Repeat the material exactly as it appears.
## START MATERIAL FOR THIS EXERCISE
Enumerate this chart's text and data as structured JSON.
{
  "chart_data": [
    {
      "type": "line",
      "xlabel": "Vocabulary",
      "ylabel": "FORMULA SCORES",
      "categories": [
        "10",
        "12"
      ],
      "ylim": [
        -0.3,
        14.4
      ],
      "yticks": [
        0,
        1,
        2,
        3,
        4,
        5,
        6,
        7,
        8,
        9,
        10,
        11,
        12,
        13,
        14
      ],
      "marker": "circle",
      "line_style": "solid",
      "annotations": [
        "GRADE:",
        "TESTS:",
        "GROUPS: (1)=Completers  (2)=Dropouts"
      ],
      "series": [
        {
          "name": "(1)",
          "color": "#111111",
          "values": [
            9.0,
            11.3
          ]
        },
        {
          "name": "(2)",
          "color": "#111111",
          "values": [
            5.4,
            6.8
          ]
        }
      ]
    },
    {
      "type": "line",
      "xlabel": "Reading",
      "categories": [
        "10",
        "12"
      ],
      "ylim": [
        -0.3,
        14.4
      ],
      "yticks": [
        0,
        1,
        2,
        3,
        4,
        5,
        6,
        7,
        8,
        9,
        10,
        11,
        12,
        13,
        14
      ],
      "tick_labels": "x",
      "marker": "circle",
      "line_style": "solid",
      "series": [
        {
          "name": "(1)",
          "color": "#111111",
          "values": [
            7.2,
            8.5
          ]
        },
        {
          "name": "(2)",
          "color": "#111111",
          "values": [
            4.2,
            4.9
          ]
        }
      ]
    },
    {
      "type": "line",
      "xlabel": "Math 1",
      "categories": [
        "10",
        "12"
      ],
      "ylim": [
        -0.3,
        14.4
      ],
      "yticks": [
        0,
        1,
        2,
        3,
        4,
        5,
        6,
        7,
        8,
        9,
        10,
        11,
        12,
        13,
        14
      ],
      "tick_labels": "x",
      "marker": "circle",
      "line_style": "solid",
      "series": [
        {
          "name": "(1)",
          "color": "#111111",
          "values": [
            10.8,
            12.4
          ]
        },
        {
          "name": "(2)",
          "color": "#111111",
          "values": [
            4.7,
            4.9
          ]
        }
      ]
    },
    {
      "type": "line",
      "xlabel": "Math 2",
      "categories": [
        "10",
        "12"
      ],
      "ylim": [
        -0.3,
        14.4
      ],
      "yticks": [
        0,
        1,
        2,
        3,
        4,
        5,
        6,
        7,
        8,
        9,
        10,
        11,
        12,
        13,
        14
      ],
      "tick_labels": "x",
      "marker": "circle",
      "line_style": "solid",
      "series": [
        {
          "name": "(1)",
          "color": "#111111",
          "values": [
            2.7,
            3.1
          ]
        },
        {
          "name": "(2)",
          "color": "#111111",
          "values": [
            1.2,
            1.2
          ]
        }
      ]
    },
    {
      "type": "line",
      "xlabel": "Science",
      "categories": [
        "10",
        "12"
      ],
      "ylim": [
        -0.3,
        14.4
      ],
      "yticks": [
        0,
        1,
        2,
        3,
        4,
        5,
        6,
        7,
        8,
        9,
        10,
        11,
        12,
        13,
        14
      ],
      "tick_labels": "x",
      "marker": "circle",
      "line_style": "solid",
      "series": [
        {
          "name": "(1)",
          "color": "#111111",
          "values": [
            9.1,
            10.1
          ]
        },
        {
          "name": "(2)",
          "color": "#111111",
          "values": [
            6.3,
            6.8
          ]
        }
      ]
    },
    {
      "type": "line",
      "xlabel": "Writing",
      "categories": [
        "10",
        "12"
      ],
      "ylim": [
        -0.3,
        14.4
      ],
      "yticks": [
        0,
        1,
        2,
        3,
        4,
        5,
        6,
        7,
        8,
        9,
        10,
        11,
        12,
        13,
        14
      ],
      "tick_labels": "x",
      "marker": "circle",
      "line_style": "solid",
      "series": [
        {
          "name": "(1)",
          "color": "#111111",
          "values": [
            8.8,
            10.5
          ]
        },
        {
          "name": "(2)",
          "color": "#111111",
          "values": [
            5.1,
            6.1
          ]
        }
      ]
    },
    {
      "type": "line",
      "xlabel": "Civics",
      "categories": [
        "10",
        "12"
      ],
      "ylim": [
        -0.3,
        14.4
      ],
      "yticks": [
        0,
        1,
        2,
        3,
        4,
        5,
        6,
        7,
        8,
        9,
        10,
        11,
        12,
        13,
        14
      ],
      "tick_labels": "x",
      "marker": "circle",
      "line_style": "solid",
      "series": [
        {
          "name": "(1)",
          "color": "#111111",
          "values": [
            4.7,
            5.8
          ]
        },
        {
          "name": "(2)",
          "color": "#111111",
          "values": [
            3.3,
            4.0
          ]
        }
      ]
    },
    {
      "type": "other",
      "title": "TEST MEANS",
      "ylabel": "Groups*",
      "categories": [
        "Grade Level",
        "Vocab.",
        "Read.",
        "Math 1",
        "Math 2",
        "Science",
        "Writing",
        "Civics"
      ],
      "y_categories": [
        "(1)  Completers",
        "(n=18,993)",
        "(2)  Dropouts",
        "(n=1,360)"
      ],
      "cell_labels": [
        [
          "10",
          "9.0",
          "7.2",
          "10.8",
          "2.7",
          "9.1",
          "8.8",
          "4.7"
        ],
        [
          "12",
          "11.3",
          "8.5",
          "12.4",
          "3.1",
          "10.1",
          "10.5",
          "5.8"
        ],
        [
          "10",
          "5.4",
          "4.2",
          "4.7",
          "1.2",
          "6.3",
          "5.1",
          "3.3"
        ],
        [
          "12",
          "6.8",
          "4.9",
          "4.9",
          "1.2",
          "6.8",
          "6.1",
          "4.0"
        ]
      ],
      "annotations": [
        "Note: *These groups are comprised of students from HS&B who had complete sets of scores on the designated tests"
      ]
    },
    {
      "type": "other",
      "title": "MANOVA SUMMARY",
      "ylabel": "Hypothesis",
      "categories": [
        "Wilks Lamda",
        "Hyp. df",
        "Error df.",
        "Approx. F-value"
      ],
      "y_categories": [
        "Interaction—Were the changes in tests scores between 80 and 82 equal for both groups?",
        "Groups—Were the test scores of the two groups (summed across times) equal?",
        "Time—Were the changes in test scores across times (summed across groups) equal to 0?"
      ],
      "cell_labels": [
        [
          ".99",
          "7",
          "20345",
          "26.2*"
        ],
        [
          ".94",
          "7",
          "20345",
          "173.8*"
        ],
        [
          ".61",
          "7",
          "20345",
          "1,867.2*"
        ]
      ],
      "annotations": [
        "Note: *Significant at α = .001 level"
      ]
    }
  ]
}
## END MATERIAL FOR THIS EXERCISE
--- WRITTEN SOLUTION ---
Enumerate this chart's text and data as structured JSON.
{
  "chart_data": [
    {
      "type": "line",
      "xlabel": "Vocabulary",
      "ylabel": "FORMULA SCORES",
      "categories": [
        "10",
        "12"
      ],
      "ylim": [
        -0.3,
        14.4
      ],
      "yticks": [
        0,
        1,
        2,
        3,
        4,
        5,
        6,
        7,
        8,
        9,
        10,
        11,
        12,
        13,
        14
      ],
      "marker": "circle",
      "line_style": "solid",
      "annotations": [
        "GRADE:",
        "TESTS:",
        "GROUPS: (1)=Completers  (2)=Dropouts"
      ],
      "series": [
        {
          "name": "(1)",
          "color": "#111111",
          "values": [
            9.0,
            11.3
          ]
        },
        {
          "name": "(2)",
          "color": "#111111",
          "values": [
            5.4,
            6.8
          ]
        }
      ]
    },
    {
      "type": "line",
      "xlabel": "Reading",
      "categories": [
        "10",
        "12"
      ],
      "ylim": [
        -0.3,
        14.4
      ],
      "yticks": [
        0,
        1,
        2,
        3,
        4,
        5,
        6,
        7,
        8,
        9,
        10,
        11,
        12,
        13,
        14
      ],
      "tick_labels": "x",
      "marker": "circle",
      "line_style": "solid",
      "series": [
        {
          "name": "(1)",
          "color": "#111111",
          "values": [
            7.2,
            8.5
          ]
        },
        {
          "name": "(2)",
          "color": "#111111",
          "values": [
            4.2,
            4.9
          ]
        }
      ]
    },
    {
      "type": "line",
      "xlabel": "Math 1",
      "categories": [
        "10",
        "12"
      ],
      "ylim": [
        -0.3,
        14.4
      ],
      "yticks": [
        0,
        1,
        2,
        3,
        4,
        5,
        6,
        7,
        8,
        9,
        10,
        11,
        12,
        13,
        14
      ],
      "tick_labels": "x",
      "marker": "circle",
      "line_style": "solid",
      "series": [
        {
          "name": "(1)",
          "color": "#111111",
          "values": [
            10.8,
            12.4
          ]
        },
        {
          "name": "(2)",
          "color": "#111111",
          "values": [
            4.7,
            4.9
          ]
        }
      ]
    },
    {
      "type": "line",
      "xlabel": "Math 2",
      "categories": [
        "10",
        "12"
      ],
      "ylim": [
        -0.3,
        14.4
      ],
      "yticks": [
        0,
        1,
        2,
        3,
        4,
        5,
        6,
        7,
        8,
        9,
        10,
        11,
        12,
        13,
        14
      ],
      "tick_labels": "x",
      "marker": "circle",
      "line_style": "solid",
      "series": [
        {
          "name": "(1)",
          "color": "#111111",
          "values": [
            2.7,
            3.1
          ]
        },
        {
          "name": "(2)",
          "color": "#111111",
          "values": [
            1.2,
            1.2
          ]
        }
      ]
    },
    {
      "type": "line",
      "xlabel": "Science",
      "categories": [
        "10",
        "12"
      ],
      "ylim": [
        -0.3,
        14.4
      ],
      "yticks": [
        0,
        1,
        2,
        3,
        4,
        5,
        6,
        7,
        8,
        9,
        10,
        11,
        12,
        13,
        14
      ],
      "tick_labels": "x",
      "marker": "circle",
      "line_style": "solid",
      "series": [
        {
          "name": "(1)",
          "color": "#111111",
          "values": [
            9.1,
            10.1
          ]
        },
        {
          "name": "(2)",
          "color": "#111111",
          "values": [
            6.3,
            6.8
          ]
        }
      ]
    },
    {
      "type": "line",
      "xlabel": "Writing",
      "categories": [
        "10",
        "12"
      ],
      "ylim": [
        -0.3,
        14.4
      ],
      "yticks": [
        0,
        1,
        2,
        3,
        4,
        5,
        6,
        7,
        8,
        9,
        10,
        11,
        12,
        13,
        14
      ],
      "tick_labels": "x",
      "marker": "circle",
      "line_style": "solid",
      "series": [
        {
          "name": "(1)",
          "color": "#111111",
          "values": [
            8.8,
            10.5
          ]
        },
        {
          "name": "(2)",
          "color": "#111111",
          "values": [
            5.1,
            6.1
          ]
        }
      ]
    },
    {
      "type": "line",
      "xlabel": "Civics",
      "categories": [
        "10",
        "12"
      ],
      "ylim": [
        -0.3,
        14.4
      ],
      "yticks": [
        0,
        1,
        2,
        3,
        4,
        5,
        6,
        7,
        8,
        9,
        10,
        11,
        12,
        13,
        14
      ],
      "tick_labels": "x",
      "marker": "circle",
      "line_style": "solid",
      "series": [
        {
          "name": "(1)",
          "color": "#111111",
          "values": [
            4.7,
            5.8
          ]
        },
        {
          "name": "(2)",
          "color": "#111111",
          "values": [
            3.3,
            4.0
          ]
        }
      ]
    },
    {
      "type": "other",
      "title": "TEST MEANS",
      "ylabel": "Groups*",
      "categories": [
        "Grade Level",
        "Vocab.",
        "Read.",
        "Math 1",
        "Math 2",
        "Science",
        "Writing",
        "Civics"
      ],
      "y_categories": [
        "(1)  Completers",
        "(n=18,993)",
        "(2)  Dropouts",
        "(n=1,360)"
      ],
      "cell_labels": [
        [
          "10",
          "9.0",
          "7.2",
          "10.8",
          "2.7",
          "9.1",
          "8.8",
          "4.7"
        ],
        [
          "12",
          "11.3",
          "8.5",
          "12.4",
          "3.1",
          "10.1",
          "10.5",
          "5.8"
        ],
        [
          "10",
          "5.4",
          "4.2",
          "4.7",
          "1.2",
          "6.3",
          "5.1",
          "3.3"
        ],
        [
          "12",
          "6.8",
          "4.9",
          "4.9",
          "1.2",
          "6.8",
          "6.1",
          "4.0"
        ]
      ],
      "annotations": [
        "Note: *These groups are comprised of students from HS&B who had complete sets of scores on the designated tests"
      ]
    },
    {
      "type": "other",
      "title": "MANOVA SUMMARY",
      "ylabel": "Hypothesis",
      "categories": [
        "Wilks Lamda",
        "Hyp. df",
        "Error df.",
        "Approx. F-value"
      ],
      "y_categories": [
        "Interaction—Were the changes in tests scores between 80 and 82 equal for both groups?",
        "Groups—Were the test scores of the two groups (summed across times) equal?",
        "Time—Were the changes in test scores across times (summed across groups) equal to 0?"
      ],
      "cell_labels": [
        [
          ".99",
          "7",
          "20345",
          "26.2*"
        ],
        [
          ".94",
          "7",
          "20345",
          "173.8*"
        ],
        [
          ".61",
          "7",
          "20345",
          "1,867.2*"
        ]
      ],
      "annotations": [
        "Note: *Significant at α = .001 level"
      ]
    }
  ]
}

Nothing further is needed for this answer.